▸ **Saved entries**:
━━━━━━━━━━━━━━━━━━━━━━━━━━━━━━

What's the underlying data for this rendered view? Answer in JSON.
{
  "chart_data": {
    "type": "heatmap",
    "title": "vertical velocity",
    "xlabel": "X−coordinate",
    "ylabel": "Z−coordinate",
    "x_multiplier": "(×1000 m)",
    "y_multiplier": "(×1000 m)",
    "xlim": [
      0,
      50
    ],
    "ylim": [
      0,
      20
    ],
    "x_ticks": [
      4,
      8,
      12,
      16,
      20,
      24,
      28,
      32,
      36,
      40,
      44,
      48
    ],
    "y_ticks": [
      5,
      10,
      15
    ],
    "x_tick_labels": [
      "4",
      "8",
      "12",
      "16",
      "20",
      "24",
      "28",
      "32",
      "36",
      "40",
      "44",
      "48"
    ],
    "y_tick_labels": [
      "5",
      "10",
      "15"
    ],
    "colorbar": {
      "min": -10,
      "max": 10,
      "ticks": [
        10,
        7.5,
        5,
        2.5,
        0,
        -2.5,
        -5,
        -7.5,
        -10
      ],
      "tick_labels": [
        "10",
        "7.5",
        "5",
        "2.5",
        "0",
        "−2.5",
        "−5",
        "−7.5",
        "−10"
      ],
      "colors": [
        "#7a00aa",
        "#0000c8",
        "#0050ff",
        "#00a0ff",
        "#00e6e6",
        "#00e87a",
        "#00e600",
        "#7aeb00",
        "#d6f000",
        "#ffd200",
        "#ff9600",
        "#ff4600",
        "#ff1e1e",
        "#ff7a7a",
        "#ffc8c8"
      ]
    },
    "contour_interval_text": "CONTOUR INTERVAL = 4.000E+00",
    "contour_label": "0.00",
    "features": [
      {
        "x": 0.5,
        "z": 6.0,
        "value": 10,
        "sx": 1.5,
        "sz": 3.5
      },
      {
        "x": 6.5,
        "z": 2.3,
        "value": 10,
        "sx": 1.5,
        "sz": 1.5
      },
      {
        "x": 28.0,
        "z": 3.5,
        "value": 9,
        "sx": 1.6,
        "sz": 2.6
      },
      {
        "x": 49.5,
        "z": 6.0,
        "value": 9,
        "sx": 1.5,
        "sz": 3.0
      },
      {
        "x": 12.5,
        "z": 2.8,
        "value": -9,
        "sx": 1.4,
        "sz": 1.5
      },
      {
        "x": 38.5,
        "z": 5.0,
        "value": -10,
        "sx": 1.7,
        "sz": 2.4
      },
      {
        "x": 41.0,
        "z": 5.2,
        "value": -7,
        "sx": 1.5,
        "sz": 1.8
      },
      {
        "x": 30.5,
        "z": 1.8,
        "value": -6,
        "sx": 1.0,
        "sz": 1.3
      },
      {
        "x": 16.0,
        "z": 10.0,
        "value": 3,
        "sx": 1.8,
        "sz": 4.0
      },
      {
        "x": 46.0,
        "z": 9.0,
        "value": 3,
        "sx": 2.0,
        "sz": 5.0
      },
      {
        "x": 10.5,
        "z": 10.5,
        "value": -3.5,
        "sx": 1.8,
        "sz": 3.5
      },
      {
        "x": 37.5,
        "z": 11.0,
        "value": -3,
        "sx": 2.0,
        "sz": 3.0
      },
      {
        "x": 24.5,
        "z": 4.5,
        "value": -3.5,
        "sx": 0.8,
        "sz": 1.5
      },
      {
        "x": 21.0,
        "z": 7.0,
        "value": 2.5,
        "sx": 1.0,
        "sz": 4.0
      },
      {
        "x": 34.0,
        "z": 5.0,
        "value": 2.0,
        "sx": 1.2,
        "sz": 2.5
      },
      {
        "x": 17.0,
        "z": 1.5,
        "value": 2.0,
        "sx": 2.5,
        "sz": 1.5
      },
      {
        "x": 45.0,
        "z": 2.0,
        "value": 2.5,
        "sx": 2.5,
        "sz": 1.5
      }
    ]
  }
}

━━━━━━━━━━━━━━━━━━━━━━━━━━━━━━

▸ **EXERCISE DETAILS**:
Go through the data and gather every line that holds "coordinate".

▸ **TASK ANSWER**:
    "xlabel": "X−coordinate",
    "ylabel": "Z−coordinate",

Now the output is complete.